
15 comments

  1. Kluftinger

    Schulhof-Islam in Deutschland, und wie ist das in Österreich (speziell in Wien)?

  2. sokrates9

    Die Wiederbetätigungsgesetze müssen auch für Moslems gelten, dann ist das Problem erledigt!

  3. Thomas Holzer

    Daß die meisten Politiker nach „Arbeitskreisen“ rufen, um das Offensichtliche zu „ergründen“, erachte ich als bezeichnend.

  4. Rado

    Wie sieht das bei den anderen nicht-jüdischen Kindern aus? Kann mir nicht vorstellen, dass es da eine Heile Welt gibt.

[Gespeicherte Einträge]
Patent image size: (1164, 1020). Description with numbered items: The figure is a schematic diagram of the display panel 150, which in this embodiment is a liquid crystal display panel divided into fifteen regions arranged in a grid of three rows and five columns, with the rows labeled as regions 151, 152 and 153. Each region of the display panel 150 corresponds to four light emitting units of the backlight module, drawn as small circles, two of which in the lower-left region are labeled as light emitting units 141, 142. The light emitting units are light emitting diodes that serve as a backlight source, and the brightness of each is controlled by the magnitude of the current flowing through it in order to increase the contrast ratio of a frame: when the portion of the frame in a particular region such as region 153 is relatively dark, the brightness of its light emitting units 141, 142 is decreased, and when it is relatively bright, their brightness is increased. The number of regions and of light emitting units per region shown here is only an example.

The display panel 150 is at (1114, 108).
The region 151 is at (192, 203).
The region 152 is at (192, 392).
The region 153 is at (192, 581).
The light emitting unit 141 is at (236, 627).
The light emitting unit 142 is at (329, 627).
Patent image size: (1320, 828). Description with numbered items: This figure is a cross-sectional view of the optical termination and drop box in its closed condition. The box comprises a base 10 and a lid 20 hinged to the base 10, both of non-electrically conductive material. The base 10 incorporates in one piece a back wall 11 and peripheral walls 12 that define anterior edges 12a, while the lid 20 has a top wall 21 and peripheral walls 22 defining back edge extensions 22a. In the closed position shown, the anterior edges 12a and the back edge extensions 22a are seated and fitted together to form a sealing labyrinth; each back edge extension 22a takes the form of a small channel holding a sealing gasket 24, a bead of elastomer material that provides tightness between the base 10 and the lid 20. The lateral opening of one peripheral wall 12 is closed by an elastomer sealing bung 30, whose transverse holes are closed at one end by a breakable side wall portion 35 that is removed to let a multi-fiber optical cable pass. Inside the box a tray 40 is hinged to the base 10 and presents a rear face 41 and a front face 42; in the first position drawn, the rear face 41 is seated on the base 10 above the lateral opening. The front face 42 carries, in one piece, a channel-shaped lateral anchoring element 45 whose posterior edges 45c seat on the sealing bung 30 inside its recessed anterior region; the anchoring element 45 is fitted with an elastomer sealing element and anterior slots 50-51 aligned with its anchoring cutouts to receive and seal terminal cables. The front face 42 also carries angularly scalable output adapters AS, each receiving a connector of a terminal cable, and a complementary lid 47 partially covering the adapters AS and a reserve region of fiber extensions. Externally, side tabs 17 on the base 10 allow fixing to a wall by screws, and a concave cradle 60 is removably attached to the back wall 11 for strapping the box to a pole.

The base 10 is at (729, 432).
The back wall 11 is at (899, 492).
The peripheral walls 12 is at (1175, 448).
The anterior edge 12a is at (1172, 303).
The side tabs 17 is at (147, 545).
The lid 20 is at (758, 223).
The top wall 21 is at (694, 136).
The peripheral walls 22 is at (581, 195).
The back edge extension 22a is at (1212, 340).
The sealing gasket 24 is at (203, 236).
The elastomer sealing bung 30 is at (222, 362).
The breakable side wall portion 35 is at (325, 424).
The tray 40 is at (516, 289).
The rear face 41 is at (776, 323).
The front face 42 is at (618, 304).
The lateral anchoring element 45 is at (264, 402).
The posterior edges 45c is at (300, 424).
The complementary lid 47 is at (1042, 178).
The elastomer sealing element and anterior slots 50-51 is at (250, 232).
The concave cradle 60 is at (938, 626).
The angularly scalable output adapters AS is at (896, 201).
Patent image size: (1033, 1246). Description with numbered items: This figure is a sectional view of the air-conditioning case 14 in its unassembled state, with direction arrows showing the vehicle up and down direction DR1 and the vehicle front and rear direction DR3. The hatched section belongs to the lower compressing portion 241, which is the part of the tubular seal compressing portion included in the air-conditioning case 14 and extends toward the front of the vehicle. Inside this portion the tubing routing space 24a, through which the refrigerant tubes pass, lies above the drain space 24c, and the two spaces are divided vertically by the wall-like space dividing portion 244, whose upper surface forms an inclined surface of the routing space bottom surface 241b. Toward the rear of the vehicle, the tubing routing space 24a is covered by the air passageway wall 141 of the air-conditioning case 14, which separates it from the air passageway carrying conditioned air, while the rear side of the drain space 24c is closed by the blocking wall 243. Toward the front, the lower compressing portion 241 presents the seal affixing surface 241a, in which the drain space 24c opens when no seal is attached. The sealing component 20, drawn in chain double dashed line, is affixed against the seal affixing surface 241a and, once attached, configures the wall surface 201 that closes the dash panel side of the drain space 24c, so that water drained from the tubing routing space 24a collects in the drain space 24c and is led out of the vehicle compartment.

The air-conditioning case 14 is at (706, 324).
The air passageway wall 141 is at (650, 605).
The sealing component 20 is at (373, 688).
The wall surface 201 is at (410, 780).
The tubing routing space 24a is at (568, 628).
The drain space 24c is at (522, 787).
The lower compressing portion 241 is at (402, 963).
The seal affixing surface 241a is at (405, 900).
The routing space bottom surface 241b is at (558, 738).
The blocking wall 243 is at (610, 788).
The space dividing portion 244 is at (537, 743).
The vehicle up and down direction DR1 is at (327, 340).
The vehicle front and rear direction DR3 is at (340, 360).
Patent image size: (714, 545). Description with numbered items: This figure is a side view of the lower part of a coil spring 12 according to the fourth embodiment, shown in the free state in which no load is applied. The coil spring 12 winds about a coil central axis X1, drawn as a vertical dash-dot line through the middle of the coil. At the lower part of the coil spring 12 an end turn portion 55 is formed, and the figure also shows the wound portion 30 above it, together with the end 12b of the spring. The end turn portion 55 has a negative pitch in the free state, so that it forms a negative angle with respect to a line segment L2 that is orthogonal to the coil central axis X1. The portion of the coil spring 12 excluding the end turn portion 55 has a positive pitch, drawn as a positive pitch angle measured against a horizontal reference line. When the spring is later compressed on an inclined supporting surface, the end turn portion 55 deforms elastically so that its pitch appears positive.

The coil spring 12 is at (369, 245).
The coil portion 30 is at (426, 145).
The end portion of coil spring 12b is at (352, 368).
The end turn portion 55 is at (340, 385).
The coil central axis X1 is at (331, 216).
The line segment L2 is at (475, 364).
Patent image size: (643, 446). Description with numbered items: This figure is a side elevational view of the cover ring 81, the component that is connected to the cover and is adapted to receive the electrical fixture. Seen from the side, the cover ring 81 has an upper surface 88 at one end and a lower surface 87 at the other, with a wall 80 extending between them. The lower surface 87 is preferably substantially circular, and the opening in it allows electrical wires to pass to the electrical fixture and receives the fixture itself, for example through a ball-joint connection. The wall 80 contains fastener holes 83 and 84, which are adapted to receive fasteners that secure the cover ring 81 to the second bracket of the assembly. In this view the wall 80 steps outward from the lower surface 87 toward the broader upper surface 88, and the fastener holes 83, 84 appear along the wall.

Zu erledigende Aufgaben
1. Legen Sie anhand des gezeigten Textauszugs dar, warum der Kommentator sokrates9 fordert, die Wiederbetätigungsgesetze auch auf Moslems anzuwenden.
2. Nach welchem Land und welcher Stadt fragt Kluftinger im gezeigten Textauszug?

Lösungsteil
1. Er erwartet, dass damit das Problem erledigt ist. Mit dieser Folge begründet er seine Forderung.

2. Er fragt nach Österreich, speziell nach Wien.